• **Do this**
Retype the data below without altering anything.

• **Records supplied**
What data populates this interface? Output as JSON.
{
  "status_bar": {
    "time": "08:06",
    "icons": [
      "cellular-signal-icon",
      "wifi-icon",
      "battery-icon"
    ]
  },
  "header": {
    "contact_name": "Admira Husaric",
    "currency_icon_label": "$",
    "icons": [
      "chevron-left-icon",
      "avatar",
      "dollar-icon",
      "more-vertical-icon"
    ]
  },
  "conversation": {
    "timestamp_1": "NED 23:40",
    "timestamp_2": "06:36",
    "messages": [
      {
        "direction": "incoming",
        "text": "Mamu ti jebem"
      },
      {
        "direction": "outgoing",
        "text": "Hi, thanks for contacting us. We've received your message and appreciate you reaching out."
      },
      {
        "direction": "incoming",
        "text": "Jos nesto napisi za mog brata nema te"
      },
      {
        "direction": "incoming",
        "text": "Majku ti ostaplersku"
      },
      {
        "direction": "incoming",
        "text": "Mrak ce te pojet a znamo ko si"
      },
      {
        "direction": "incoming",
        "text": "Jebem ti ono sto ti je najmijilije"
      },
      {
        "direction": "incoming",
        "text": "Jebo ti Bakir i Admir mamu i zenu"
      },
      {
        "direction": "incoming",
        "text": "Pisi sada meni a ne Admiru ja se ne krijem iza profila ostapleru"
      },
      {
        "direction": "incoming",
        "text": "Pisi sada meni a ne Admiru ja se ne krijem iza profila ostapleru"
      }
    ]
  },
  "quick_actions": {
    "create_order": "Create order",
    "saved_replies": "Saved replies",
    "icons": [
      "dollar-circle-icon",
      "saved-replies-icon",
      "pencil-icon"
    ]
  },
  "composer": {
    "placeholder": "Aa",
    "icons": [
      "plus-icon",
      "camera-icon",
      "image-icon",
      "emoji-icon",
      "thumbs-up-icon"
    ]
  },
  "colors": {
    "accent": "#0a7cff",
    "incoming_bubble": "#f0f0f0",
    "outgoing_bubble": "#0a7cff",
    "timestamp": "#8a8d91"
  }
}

• **Result for this exercise**
What data populates this interface? Output as JSON.
{
  "status_bar": {
    "time": "08:06",
    "icons": [
      "cellular-signal-icon",
      "wifi-icon",
      "battery-icon"
    ]
  },
  "header": {
    "contact_name": "Admira Husaric",
    "currency_icon_label": "$",
    "icons": [
      "chevron-left-icon",
      "avatar",
      "dollar-icon",
      "more-vertical-icon"
    ]
  },
  "conversation": {
    "timestamp_1": "NED 23:40",
    "timestamp_2": "06:36",
    "messages": [
      {
        "direction": "incoming",
        "text": "Mamu ti jebem"
      },
      {
        "direction": "outgoing",
        "text": "Hi, thanks for contacting us. We've received your message and appreciate you reaching out."
      },
      {
        "direction": "incoming",
        "text": "Jos nesto napisi za mog brata nema te"
      },
      {
        "direction": "incoming",
        "text": "Majku ti ostaplersku"
      },
      {
        "direction": "incoming",
        "text": "Mrak ce te pojet a znamo ko si"
      },
      {
        "direction": "incoming",
        "text": "Jebem ti ono sto ti je najmijilije"
      },
      {
        "direction": "incoming",
        "text": "Jebo ti Bakir i Admir mamu i zenu"
      },
      {
        "direction": "incoming",
        "text": "Pisi sada meni a ne Admiru ja se ne krijem iza profila ostapleru"
      },
      {
        "direction": "incoming",
        "text": "Pisi sada meni a ne Admiru ja se ne krijem iza profila ostapleru"
      }
    ]
  },
  "quick_actions": {
    "create_order": "Create order",
    "saved_replies": "Saved replies",
    "icons": [
      "dollar-circle-icon",
      "saved-replies-icon",
      "pencil-icon"
    ]
  },
  "composer": {
    "placeholder": "Aa",
    "icons": [
      "plus-icon",
      "camera-icon",
      "image-icon",
      "emoji-icon",
      "thumbs-up-icon"
    ]
  },
  "colors": {
    "accent": "#0a7cff",
    "incoming_bubble": "#f0f0f0",
    "outgoing_bubble": "#0a7cff",
    "timestamp": "#8a8d91"
  }
}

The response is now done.